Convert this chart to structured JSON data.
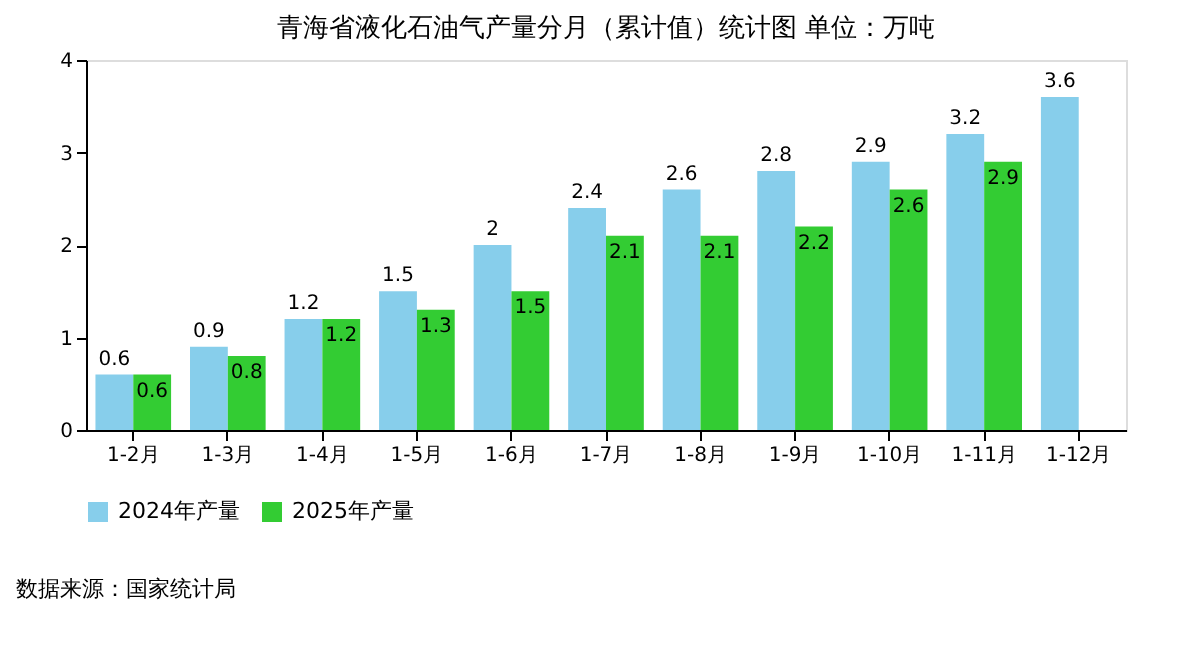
{
  "chart_data": {
    "type": "bar",
    "title": "青海省液化石油气产量分月（累计值）统计图 单位：万吨",
    "categories": [
      "1-2月",
      "1-3月",
      "1-4月",
      "1-5月",
      "1-6月",
      "1-7月",
      "1-8月",
      "1-9月",
      "1-10月",
      "1-11月",
      "1-12月"
    ],
    "series": [
      {
        "name": "2024年产量",
        "color": "#87ceeb",
        "values": [
          0.6,
          0.9,
          1.2,
          1.5,
          2,
          2.4,
          2.6,
          2.8,
          2.9,
          3.2,
          3.6
        ]
      },
      {
        "name": "2025年产量",
        "color": "#33cc33",
        "values": [
          0.6,
          0.8,
          1.2,
          1.3,
          1.5,
          2.1,
          2.1,
          2.2,
          2.6,
          2.9,
          null
        ]
      }
    ],
    "ylim": [
      0,
      4
    ],
    "yticks": [
      0,
      1,
      2,
      3,
      4
    ],
    "grid": false,
    "legend": "bottom",
    "data_labels": true,
    "annotations": [
      "数据来源：国家统计局"
    ]
  }
}
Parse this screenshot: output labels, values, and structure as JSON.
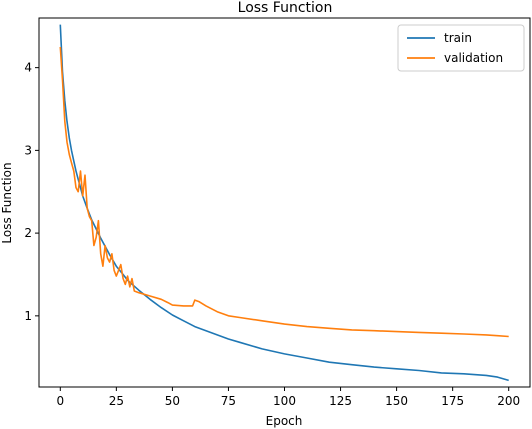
{
  "chart_data": {
    "type": "line",
    "title": "Loss Function",
    "xlabel": "Epoch",
    "ylabel": "Loss Function",
    "xlim": [
      -9.5,
      209.5
    ],
    "ylim": [
      0.14,
      4.6
    ],
    "xticks": [
      0,
      25,
      50,
      75,
      100,
      125,
      150,
      175,
      200
    ],
    "yticks": [
      1,
      2,
      3,
      4
    ],
    "grid": false,
    "legend_position": "top-right",
    "series": [
      {
        "name": "train",
        "color": "#1f77b4",
        "x": [
          0,
          1,
          2,
          3,
          4,
          5,
          6,
          7,
          8,
          9,
          10,
          12,
          14,
          16,
          18,
          20,
          22,
          25,
          28,
          30,
          35,
          40,
          45,
          50,
          55,
          60,
          65,
          70,
          75,
          80,
          90,
          100,
          110,
          120,
          130,
          140,
          150,
          160,
          170,
          180,
          190,
          195,
          200
        ],
        "y": [
          4.52,
          3.95,
          3.6,
          3.35,
          3.15,
          3.0,
          2.87,
          2.75,
          2.65,
          2.55,
          2.45,
          2.3,
          2.16,
          2.05,
          1.94,
          1.84,
          1.74,
          1.6,
          1.5,
          1.43,
          1.31,
          1.2,
          1.1,
          1.01,
          0.94,
          0.87,
          0.82,
          0.77,
          0.72,
          0.68,
          0.6,
          0.54,
          0.49,
          0.44,
          0.41,
          0.38,
          0.36,
          0.34,
          0.31,
          0.3,
          0.28,
          0.26,
          0.22
        ]
      },
      {
        "name": "validation",
        "color": "#ff7f0e",
        "x": [
          0,
          1,
          2,
          3,
          4,
          5,
          6,
          7,
          8,
          9,
          10,
          11,
          12,
          13,
          14,
          15,
          16,
          17,
          18,
          19,
          20,
          21,
          22,
          23,
          24,
          25,
          26,
          27,
          28,
          29,
          30,
          31,
          32,
          33,
          35,
          40,
          45,
          48,
          50,
          55,
          59,
          60,
          62,
          65,
          70,
          75,
          80,
          90,
          100,
          110,
          120,
          130,
          140,
          150,
          160,
          170,
          180,
          190,
          195,
          200
        ],
        "y": [
          4.25,
          3.85,
          3.35,
          3.1,
          2.95,
          2.85,
          2.75,
          2.55,
          2.5,
          2.75,
          2.45,
          2.7,
          2.3,
          2.2,
          2.15,
          1.85,
          1.95,
          2.15,
          1.75,
          1.6,
          1.85,
          1.7,
          1.65,
          1.75,
          1.55,
          1.48,
          1.55,
          1.62,
          1.45,
          1.38,
          1.48,
          1.35,
          1.45,
          1.3,
          1.28,
          1.24,
          1.2,
          1.16,
          1.13,
          1.12,
          1.12,
          1.19,
          1.17,
          1.12,
          1.05,
          1.0,
          0.98,
          0.94,
          0.9,
          0.87,
          0.85,
          0.83,
          0.82,
          0.81,
          0.8,
          0.79,
          0.78,
          0.77,
          0.76,
          0.75
        ]
      }
    ]
  }
}
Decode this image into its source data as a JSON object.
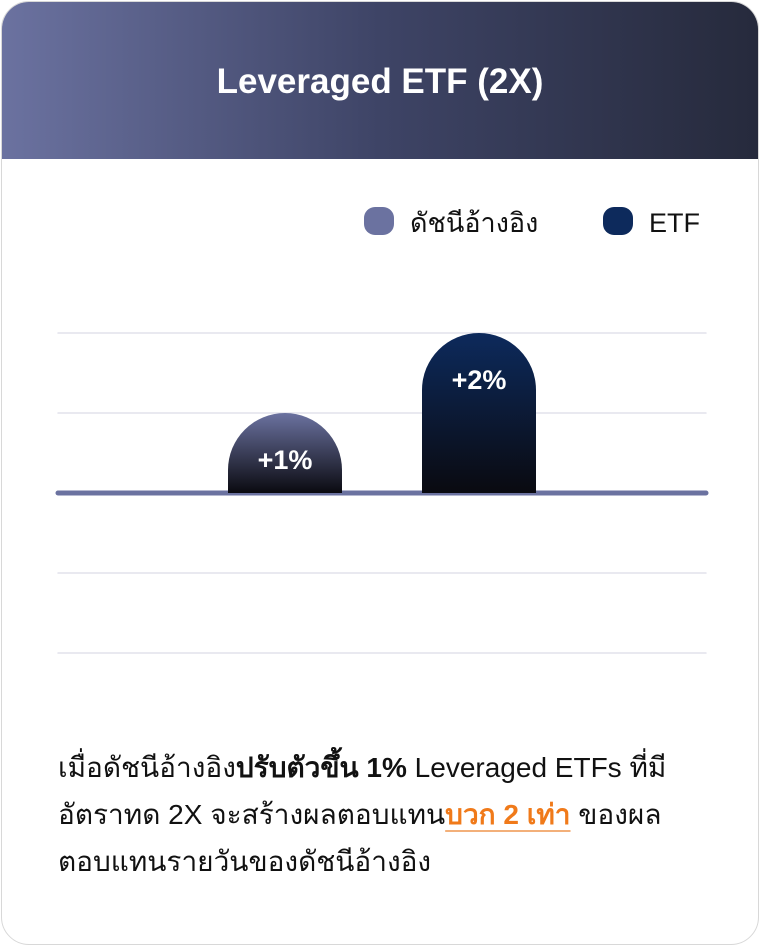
{
  "chart_data": {
    "type": "bar",
    "title": "Leveraged ETF (2X)",
    "categories": [
      null
    ],
    "series": [
      {
        "name": "ดัชนีอ้างอิง",
        "color": "#6b72a0",
        "values": [
          1
        ],
        "value_labels": [
          "+1%"
        ]
      },
      {
        "name": "ETF",
        "color": "#0d2a5c",
        "values": [
          2
        ],
        "value_labels": [
          "+2%"
        ]
      }
    ],
    "ylim": [
      -2,
      2
    ],
    "yticks": [
      -2,
      -1,
      0,
      1,
      2
    ],
    "grid": true,
    "legend": "top-right"
  },
  "description": [
    "เมื่อดัชนีอ้างอิง",
    "ปรับตัวขึ้น 1%",
    " Leveraged ETFs ที่มีอัตราทด 2X จะสร้างผลตอบแทน",
    "บวก 2 เท่า",
    " ของผลตอบแทนรายวันของดัชนีอ้างอิง"
  ]
}
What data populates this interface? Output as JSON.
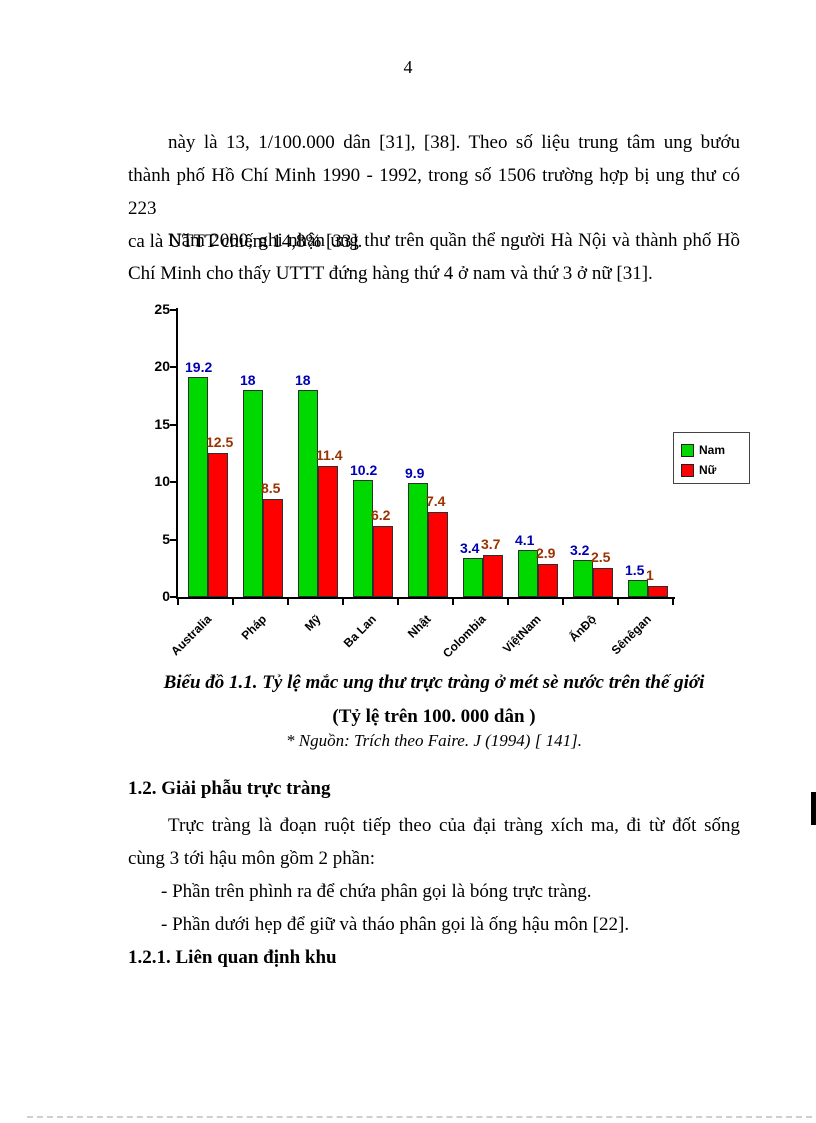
{
  "page_number": "4",
  "para1": {
    "lines": [
      "này là 13, 1/100.000 dân [31], [38]. Theo số liệu trung tâm ung bướu",
      "thành phố Hồ Chí Minh 1990 - 1992, trong số 1506 trường hợp bị ung thư có 223",
      "ca là UTTT chiếm 14,8% [33]."
    ]
  },
  "para2": {
    "lines": [
      "Năm 2000, ghi nhận ung thư trên quần thể người Hà Nội và thành phố Hồ",
      "Chí Minh cho thấy UTTT đứng hàng thứ 4 ở nam và thứ 3 ở nữ [31]."
    ]
  },
  "chart_caption": {
    "title": "Biểu đồ 1.1. Tỷ lệ mắc ung thư trực tràng ở mét sè nước trên thế giới",
    "subtitle": "(Tỷ lệ trên 100. 000 dân )",
    "source": "* Nguồn: Trích theo Faire. J (1994) [ 141]."
  },
  "section": {
    "heading": "1.2. Giải phẫu trực tràng",
    "para_lines": [
      "Trực tràng là đoạn ruột tiếp theo của đại tràng xích ma, đi từ đốt sống",
      "cùng 3 tới hậu môn gồm 2 phần:"
    ],
    "bullets": [
      "- Phần trên phình ra để chứa phân gọi là bóng trực tràng.",
      "- Phần dưới hẹp để giữ và tháo phân gọi là ống hậu môn [22]."
    ],
    "subheading": "1.2.1. Liên quan định khu"
  },
  "chart_data": {
    "type": "bar",
    "title": "Biểu đồ 1.1. Tỷ lệ mắc ung thư trực tràng ở mét sè nước trên thế giới",
    "subtitle": "(Tỷ lệ trên 100. 000 dân )",
    "categories": [
      "Australia",
      "Pháp",
      "Mỹ",
      "Ba Lan",
      "Nhật",
      "Colombia",
      "ViệtNam",
      "ẤnĐộ",
      "Sênêgan"
    ],
    "series": [
      {
        "name": "Nam",
        "color": "#00d900",
        "label_color": "#0000b3",
        "values": [
          19.2,
          18,
          18,
          10.2,
          9.9,
          3.4,
          4.1,
          3.2,
          1.5
        ]
      },
      {
        "name": "Nữ",
        "color": "#ff0000",
        "label_color": "#993300",
        "values": [
          12.5,
          8.5,
          11.4,
          6.2,
          7.4,
          3.7,
          2.9,
          2.5,
          1
        ]
      }
    ],
    "xlabel": "",
    "ylabel": "",
    "ylim": [
      0,
      25
    ],
    "ytick_step": 5,
    "grid": false,
    "legend_position": "right",
    "data_labels": true
  }
}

## WHAT THE EXERCISE ASKS
From the material above, count the lines that include "true" and give only the total.

## OUTPUT FOR THIS TASK
3